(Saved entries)
========================================
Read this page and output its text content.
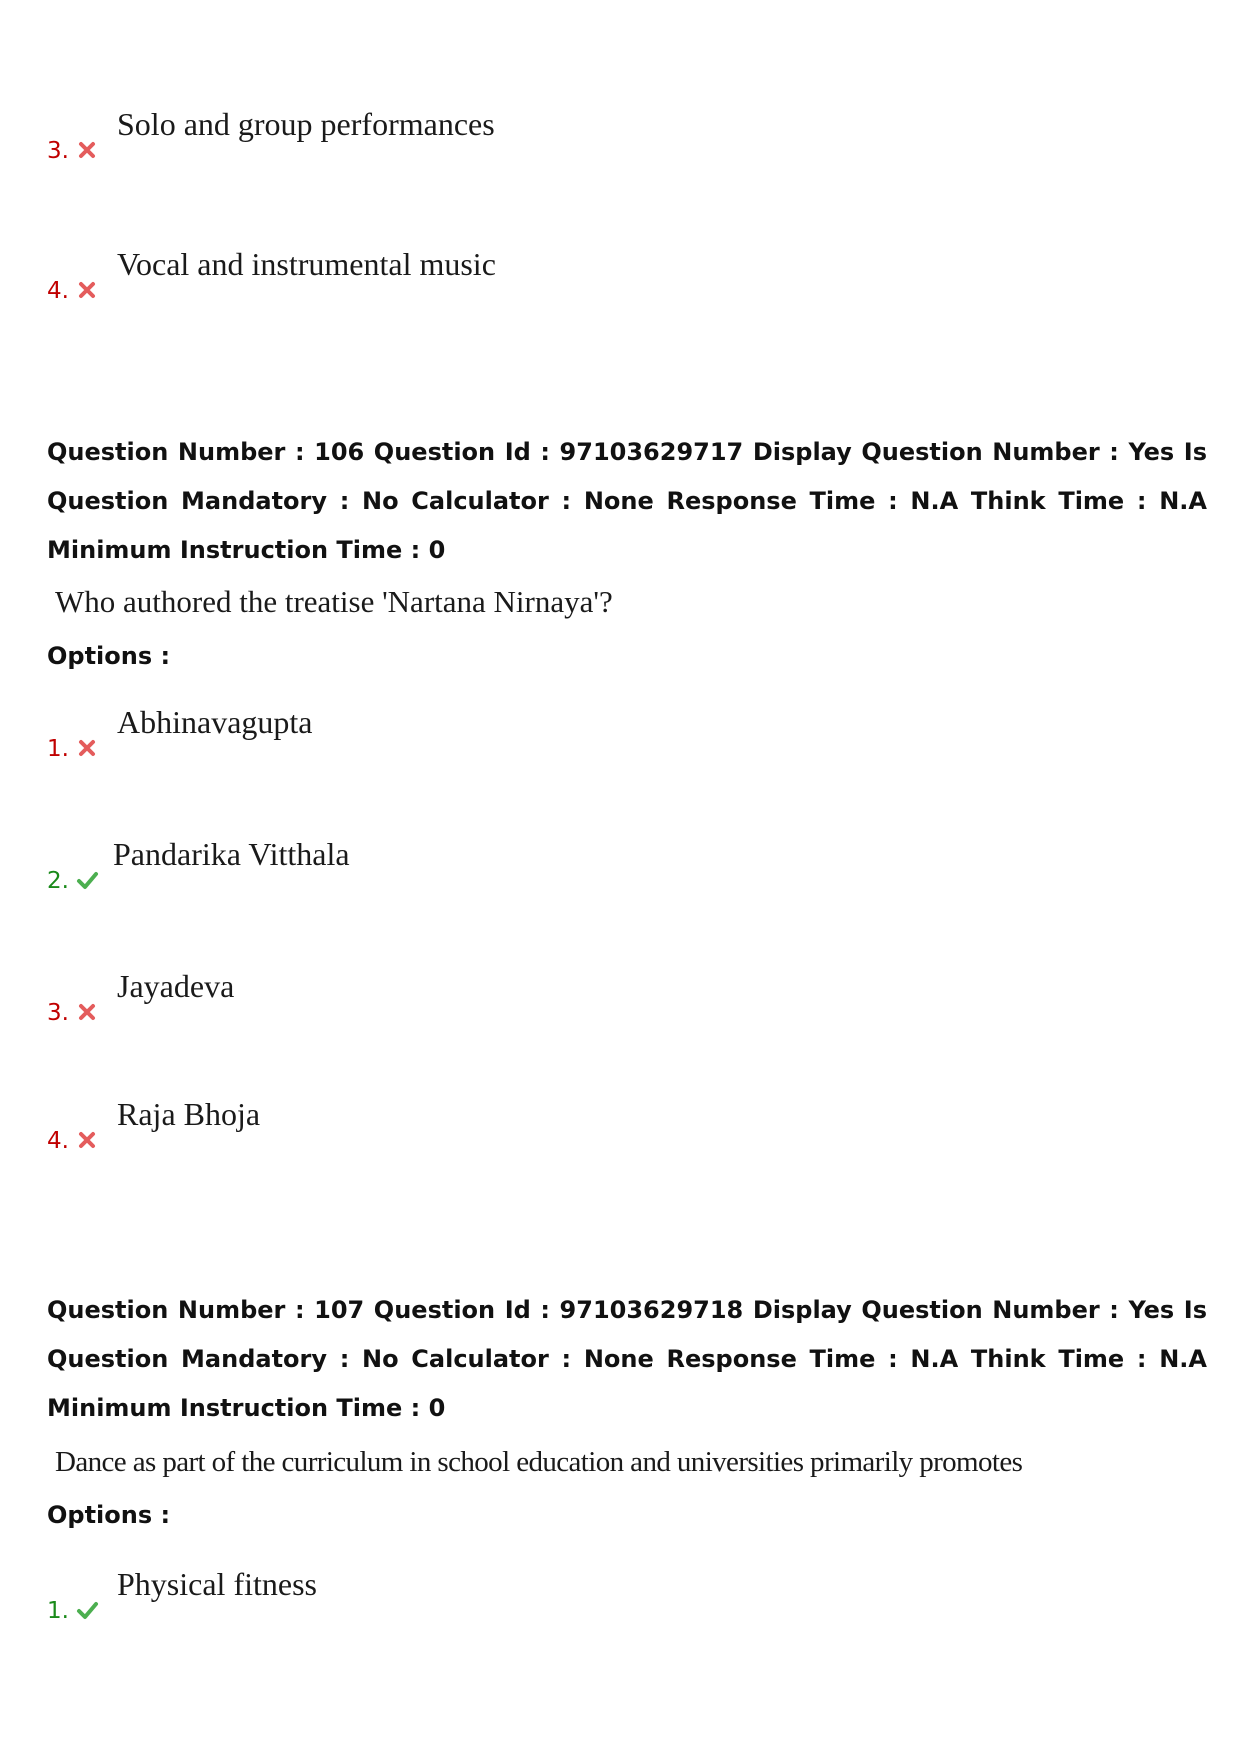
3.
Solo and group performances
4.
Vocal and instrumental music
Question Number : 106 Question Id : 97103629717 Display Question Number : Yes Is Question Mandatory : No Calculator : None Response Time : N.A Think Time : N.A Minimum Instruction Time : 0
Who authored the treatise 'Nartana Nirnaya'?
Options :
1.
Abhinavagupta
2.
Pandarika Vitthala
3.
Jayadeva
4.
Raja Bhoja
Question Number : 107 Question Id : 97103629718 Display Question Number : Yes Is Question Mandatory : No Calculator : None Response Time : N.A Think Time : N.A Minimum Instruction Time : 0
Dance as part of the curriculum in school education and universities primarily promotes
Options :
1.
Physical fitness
========================================
Given request
Provide solely the number of lines in the data that include the word "Think".

Result of the task
2